- Request
Extract every record, keeping each one exactly as it is.

*-*-*

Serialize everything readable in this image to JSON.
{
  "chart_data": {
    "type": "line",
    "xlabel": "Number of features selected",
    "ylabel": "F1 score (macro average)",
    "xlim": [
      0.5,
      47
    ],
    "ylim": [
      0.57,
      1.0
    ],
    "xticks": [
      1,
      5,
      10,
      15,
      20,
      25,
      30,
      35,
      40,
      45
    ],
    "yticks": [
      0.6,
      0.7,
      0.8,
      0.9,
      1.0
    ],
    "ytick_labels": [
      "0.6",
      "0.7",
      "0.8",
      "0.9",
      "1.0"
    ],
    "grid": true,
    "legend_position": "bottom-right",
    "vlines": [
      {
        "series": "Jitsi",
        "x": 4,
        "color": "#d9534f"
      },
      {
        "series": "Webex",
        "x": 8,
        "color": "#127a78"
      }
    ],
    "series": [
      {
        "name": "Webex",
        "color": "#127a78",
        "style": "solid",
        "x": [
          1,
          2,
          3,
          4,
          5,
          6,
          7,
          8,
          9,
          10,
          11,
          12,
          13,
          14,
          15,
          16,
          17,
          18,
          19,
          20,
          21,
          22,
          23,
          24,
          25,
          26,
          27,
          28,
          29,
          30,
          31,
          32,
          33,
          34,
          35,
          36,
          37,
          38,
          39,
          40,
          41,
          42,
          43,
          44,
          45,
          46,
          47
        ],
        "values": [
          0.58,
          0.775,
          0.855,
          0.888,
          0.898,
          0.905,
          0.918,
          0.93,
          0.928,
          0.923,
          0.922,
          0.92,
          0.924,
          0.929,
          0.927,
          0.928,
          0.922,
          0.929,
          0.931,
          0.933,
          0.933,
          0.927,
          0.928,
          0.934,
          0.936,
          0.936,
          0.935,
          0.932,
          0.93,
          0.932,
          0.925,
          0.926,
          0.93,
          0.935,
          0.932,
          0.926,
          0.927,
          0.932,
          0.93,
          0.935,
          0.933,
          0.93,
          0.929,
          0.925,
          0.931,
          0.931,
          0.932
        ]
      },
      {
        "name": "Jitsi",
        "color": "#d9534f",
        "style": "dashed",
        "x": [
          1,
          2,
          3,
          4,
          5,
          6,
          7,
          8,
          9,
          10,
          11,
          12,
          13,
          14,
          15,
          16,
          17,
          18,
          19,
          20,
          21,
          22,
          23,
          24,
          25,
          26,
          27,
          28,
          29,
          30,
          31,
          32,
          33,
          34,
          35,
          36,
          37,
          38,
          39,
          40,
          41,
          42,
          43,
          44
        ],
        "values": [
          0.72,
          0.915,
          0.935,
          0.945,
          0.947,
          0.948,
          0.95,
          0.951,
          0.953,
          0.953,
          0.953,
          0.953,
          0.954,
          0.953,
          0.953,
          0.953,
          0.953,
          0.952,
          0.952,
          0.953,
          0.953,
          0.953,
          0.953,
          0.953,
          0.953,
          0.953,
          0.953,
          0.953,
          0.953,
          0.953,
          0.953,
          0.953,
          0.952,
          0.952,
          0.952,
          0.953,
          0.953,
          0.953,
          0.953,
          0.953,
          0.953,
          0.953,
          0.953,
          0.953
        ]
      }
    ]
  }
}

*-*-*

- Completed task
Serialize everything readable in this image to JSON.
{
  "chart_data": {
    "type": "line",
    "xlabel": "Number of features selected",
    "ylabel": "F1 score (macro average)",
    "xlim": [
      0.5,
      47
    ],
    "ylim": [
      0.57,
      1.0
    ],
    "xticks": [
      1,
      5,
      10,
      15,
      20,
      25,
      30,
      35,
      40,
      45
    ],
    "yticks": [
      0.6,
      0.7,
      0.8,
      0.9,
      1.0
    ],
    "ytick_labels": [
      "0.6",
      "0.7",
      "0.8",
      "0.9",
      "1.0"
    ],
    "grid": true,
    "legend_position": "bottom-right",
    "vlines": [
      {
        "series": "Jitsi",
        "x": 4,
        "color": "#d9534f"
      },
      {
        "series": "Webex",
        "x": 8,
        "color": "#127a78"
      }
    ],
    "series": [
      {
        "name": "Webex",
        "color": "#127a78",
        "style": "solid",
        "x": [
          1,
          2,
          3,
          4,
          5,
          6,
          7,
          8,
          9,
          10,
          11,
          12,
          13,
          14,
          15,
          16,
          17,
          18,
          19,
          20,
          21,
          22,
          23,
          24,
          25,
          26,
          27,
          28,
          29,
          30,
          31,
          32,
          33,
          34,
          35,
          36,
          37,
          38,
          39,
          40,
          41,
          42,
          43,
          44,
          45,
          46,
          47
        ],
        "values": [
          0.58,
          0.775,
          0.855,
          0.888,
          0.898,
          0.905,
          0.918,
          0.93,
          0.928,
          0.923,
          0.922,
          0.92,
          0.924,
          0.929,
          0.927,
          0.928,
          0.922,
          0.929,
          0.931,
          0.933,
          0.933,
          0.927,
          0.928,
          0.934,
          0.936,
          0.936,
          0.935,
          0.932,
          0.93,
          0.932,
          0.925,
          0.926,
          0.93,
          0.935,
          0.932,
          0.926,
          0.927,
          0.932,
          0.93,
          0.935,
          0.933,
          0.93,
          0.929,
          0.925,
          0.931,
          0.931,
          0.932
        ]
      },
      {
        "name": "Jitsi",
        "color": "#d9534f",
        "style": "dashed",
        "x": [
          1,
          2,
          3,
          4,
          5,
          6,
          7,
          8,
          9,
          10,
          11,
          12,
          13,
          14,
          15,
          16,
          17,
          18,
          19,
          20,
          21,
          22,
          23,
          24,
          25,
          26,
          27,
          28,
          29,
          30,
          31,
          32,
          33,
          34,
          35,
          36,
          37,
          38,
          39,
          40,
          41,
          42,
          43,
          44
        ],
        "values": [
          0.72,
          0.915,
          0.935,
          0.945,
          0.947,
          0.948,
          0.95,
          0.951,
          0.953,
          0.953,
          0.953,
          0.953,
          0.954,
          0.953,
          0.953,
          0.953,
          0.953,
          0.952,
          0.952,
          0.953,
          0.953,
          0.953,
          0.953,
          0.953,
          0.953,
          0.953,
          0.953,
          0.953,
          0.953,
          0.953,
          0.953,
          0.953,
          0.952,
          0.952,
          0.952,
          0.953,
          0.953,
          0.953,
          0.953,
          0.953,
          0.953,
          0.953,
          0.953,
          0.953
        ]
      }
    ]
  }
}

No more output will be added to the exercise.